=== Work to do ===
Here are some records; return them all exactly.

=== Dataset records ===

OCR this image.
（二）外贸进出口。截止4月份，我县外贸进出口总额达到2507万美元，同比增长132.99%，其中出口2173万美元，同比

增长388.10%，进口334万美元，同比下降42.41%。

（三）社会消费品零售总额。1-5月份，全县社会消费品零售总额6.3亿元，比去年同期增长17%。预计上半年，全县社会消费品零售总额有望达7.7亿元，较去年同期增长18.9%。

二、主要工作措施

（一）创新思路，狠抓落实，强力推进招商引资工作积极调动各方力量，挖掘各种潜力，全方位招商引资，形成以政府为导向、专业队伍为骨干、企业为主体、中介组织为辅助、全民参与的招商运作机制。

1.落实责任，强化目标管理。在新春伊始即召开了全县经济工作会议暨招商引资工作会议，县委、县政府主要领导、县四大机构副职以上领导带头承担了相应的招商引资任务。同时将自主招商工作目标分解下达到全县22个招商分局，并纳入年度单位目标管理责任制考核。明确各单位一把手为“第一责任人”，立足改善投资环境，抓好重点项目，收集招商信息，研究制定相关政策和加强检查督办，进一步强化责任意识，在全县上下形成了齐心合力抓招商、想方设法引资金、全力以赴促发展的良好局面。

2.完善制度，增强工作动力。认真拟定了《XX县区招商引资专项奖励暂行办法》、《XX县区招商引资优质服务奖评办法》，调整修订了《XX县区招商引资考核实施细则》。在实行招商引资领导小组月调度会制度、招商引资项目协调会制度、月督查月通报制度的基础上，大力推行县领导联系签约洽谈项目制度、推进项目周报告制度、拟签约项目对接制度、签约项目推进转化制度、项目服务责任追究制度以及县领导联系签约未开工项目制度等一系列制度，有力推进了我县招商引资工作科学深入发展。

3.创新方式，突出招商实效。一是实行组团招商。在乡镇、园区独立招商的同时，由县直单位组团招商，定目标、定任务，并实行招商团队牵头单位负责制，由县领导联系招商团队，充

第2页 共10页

=== Result of the task ===
OCR this image.
（二）外贸进出口。截止4月份，我县外贸进出口总额达到2507万美元，同比增长132.99%，其中出口2173万美元，同比

增长388.10%，进口334万美元，同比下降42.41%。

（三）社会消费品零售总额。1-5月份，全县社会消费品零售总额6.3亿元，比去年同期增长17%。预计上半年，全县社会消费品零售总额有望达7.7亿元，较去年同期增长18.9%。

二、主要工作措施

（一）创新思路，狠抓落实，强力推进招商引资工作积极调动各方力量，挖掘各种潜力，全方位招商引资，形成以政府为导向、专业队伍为骨干、企业为主体、中介组织为辅助、全民参与的招商运作机制。

1.落实责任，强化目标管理。在新春伊始即召开了全县经济工作会议暨招商引资工作会议，县委、县政府主要领导、县四大机构副职以上领导带头承担了相应的招商引资任务。同时将自主招商工作目标分解下达到全县22个招商分局，并纳入年度单位目标管理责任制考核。明确各单位一把手为“第一责任人”，立足改善投资环境，抓好重点项目，收集招商信息，研究制定相关政策和加强检查督办，进一步强化责任意识，在全县上下形成了齐心合力抓招商、想方设法引资金、全力以赴促发展的良好局面。

2.完善制度，增强工作动力。认真拟定了《XX县区招商引资专项奖励暂行办法》、《XX县区招商引资优质服务奖评办法》，调整修订了《XX县区招商引资考核实施细则》。在实行招商引资领导小组月调度会制度、招商引资项目协调会制度、月督查月通报制度的基础上，大力推行县领导联系签约洽谈项目制度、推进项目周报告制度、拟签约项目对接制度、签约项目推进转化制度、项目服务责任追究制度以及县领导联系签约未开工项目制度等一系列制度，有力推进了我县招商引资工作科学深入发展。

3.创新方式，突出招商实效。一是实行组团招商。在乡镇、园区独立招商的同时，由县直单位组团招商，定目标、定任务，并实行招商团队牵头单位负责制，由县领导联系招商团队，充

第2页 共10页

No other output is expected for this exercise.